┏━━

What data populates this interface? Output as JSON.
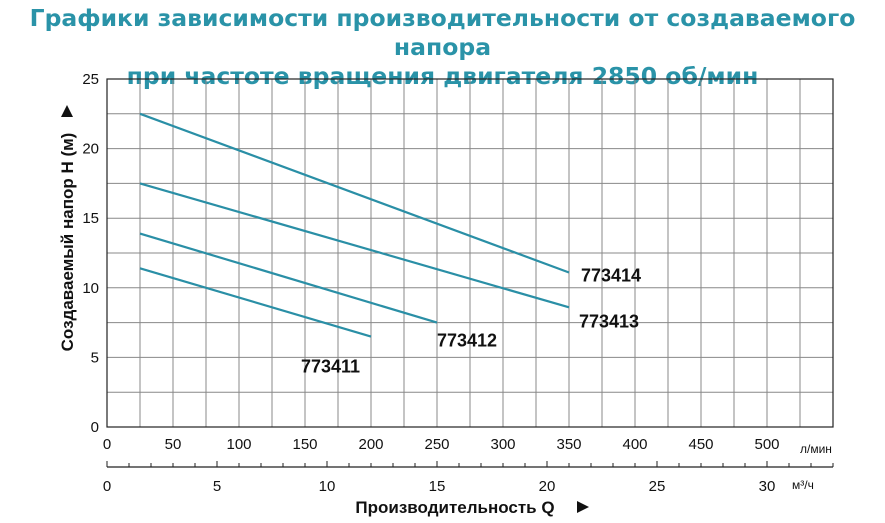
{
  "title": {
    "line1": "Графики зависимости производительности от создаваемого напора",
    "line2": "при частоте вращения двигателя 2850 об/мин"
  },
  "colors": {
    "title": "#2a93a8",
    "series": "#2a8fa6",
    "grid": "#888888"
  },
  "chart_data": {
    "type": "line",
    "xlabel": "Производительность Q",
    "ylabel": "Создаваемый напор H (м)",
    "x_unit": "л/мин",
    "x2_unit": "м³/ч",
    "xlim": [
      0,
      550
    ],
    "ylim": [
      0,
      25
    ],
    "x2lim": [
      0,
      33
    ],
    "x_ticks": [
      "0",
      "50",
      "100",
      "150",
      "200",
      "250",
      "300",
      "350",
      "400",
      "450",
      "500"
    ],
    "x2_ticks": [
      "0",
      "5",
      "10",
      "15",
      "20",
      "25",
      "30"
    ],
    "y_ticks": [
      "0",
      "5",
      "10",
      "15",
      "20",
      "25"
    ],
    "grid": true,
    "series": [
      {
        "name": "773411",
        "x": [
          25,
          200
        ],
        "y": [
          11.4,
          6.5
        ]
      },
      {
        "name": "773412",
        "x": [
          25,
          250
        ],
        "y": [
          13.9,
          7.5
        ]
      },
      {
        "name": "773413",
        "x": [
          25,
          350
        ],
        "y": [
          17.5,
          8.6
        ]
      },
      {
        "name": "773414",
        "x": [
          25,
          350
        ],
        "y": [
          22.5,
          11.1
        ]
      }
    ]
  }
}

┗━━

### What the task asks
Your task is an exact transcription of all the data, minus the pictures.

### Answer for the task
What data populates this interface? Output as JSON.
{
  "title": {
    "line1": "Графики зависимости производительности от создаваемого напора",
    "line2": "при частоте вращения двигателя 2850 об/мин"
  },
  "colors": {
    "title": "#2a93a8",
    "series": "#2a8fa6",
    "grid": "#888888"
  },
  "chart_data": {
    "type": "line",
    "xlabel": "Производительность Q",
    "ylabel": "Создаваемый напор H (м)",
    "x_unit": "л/мин",
    "x2_unit": "м³/ч",
    "xlim": [
      0,
      550
    ],
    "ylim": [
      0,
      25
    ],
    "x2lim": [
      0,
      33
    ],
    "x_ticks": [
      "0",
      "50",
      "100",
      "150",
      "200",
      "250",
      "300",
      "350",
      "400",
      "450",
      "500"
    ],
    "x2_ticks": [
      "0",
      "5",
      "10",
      "15",
      "20",
      "25",
      "30"
    ],
    "y_ticks": [
      "0",
      "5",
      "10",
      "15",
      "20",
      "25"
    ],
    "grid": true,
    "series": [
      {
        "name": "773411",
        "x": [
          25,
          200
        ],
        "y": [
          11.4,
          6.5
        ]
      },
      {
        "name": "773412",
        "x": [
          25,
          250
        ],
        "y": [
          13.9,
          7.5
        ]
      },
      {
        "name": "773413",
        "x": [
          25,
          350
        ],
        "y": [
          17.5,
          8.6
        ]
      },
      {
        "name": "773414",
        "x": [
          25,
          350
        ],
        "y": [
          22.5,
          11.1
        ]
      }
    ]
  }
}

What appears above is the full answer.